Written exercise: Locate the word "Выберите" in the material, then show every line that holds it.

#### Supplied records ####

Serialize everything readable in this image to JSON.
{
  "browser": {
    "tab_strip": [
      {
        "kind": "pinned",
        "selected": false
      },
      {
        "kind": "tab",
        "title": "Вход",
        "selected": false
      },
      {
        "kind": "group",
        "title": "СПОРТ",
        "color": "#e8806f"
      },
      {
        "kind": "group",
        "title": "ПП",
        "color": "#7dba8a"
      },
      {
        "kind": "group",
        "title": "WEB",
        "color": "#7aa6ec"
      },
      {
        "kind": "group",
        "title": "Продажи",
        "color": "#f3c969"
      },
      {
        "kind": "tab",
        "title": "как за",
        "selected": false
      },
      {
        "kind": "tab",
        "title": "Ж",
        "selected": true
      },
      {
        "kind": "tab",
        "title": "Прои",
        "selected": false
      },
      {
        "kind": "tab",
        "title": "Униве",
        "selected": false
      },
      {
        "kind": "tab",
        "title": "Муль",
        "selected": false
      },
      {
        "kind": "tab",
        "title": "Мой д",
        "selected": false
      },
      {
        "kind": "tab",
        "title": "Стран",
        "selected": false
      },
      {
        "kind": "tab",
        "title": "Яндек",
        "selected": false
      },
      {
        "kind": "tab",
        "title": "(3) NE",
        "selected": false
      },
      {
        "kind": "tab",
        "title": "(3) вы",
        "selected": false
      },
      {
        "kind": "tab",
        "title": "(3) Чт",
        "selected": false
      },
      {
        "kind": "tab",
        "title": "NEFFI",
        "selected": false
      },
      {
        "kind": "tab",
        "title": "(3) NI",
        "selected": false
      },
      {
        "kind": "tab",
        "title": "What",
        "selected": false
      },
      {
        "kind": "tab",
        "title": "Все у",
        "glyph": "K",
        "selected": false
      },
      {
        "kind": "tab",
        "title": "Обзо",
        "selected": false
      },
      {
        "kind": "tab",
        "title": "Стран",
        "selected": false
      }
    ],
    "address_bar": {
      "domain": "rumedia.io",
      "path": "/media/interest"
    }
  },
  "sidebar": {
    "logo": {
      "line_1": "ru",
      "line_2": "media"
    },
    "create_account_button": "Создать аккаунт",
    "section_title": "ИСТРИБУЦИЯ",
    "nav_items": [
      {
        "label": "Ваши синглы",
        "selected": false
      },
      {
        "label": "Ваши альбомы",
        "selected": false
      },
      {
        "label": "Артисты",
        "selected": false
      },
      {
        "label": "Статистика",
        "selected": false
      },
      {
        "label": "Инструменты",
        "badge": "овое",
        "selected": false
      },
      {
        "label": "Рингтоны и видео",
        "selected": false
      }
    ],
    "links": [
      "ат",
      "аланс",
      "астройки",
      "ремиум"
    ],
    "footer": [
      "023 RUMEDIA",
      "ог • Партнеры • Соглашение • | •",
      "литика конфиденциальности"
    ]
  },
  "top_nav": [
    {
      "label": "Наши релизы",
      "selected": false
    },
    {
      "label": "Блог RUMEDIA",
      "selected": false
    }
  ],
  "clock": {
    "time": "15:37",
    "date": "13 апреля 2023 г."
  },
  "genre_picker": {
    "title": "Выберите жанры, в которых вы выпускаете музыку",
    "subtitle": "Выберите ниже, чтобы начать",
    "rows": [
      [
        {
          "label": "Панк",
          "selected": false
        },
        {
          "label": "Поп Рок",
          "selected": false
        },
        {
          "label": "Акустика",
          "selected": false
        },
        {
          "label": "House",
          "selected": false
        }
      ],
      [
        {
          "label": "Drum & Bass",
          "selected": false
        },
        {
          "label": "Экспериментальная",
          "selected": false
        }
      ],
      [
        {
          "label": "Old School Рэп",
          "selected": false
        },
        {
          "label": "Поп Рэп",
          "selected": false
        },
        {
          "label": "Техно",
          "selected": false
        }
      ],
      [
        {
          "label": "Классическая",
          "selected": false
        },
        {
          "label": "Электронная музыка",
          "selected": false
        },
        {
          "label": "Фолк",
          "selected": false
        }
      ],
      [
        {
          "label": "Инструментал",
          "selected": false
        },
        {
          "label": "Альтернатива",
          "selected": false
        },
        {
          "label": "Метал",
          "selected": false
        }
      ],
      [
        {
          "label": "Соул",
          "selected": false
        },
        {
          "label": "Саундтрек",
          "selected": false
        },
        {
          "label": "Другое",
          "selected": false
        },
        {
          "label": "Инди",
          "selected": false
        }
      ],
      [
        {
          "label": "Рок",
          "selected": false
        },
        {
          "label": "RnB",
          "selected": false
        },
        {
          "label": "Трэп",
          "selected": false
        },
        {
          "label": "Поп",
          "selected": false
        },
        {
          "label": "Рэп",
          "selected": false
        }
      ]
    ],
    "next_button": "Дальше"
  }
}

####

Task output:
    "title": "Выберите жанры, в которых вы выпускаете музыку",
    "subtitle": "Выберите ниже, чтобы начать",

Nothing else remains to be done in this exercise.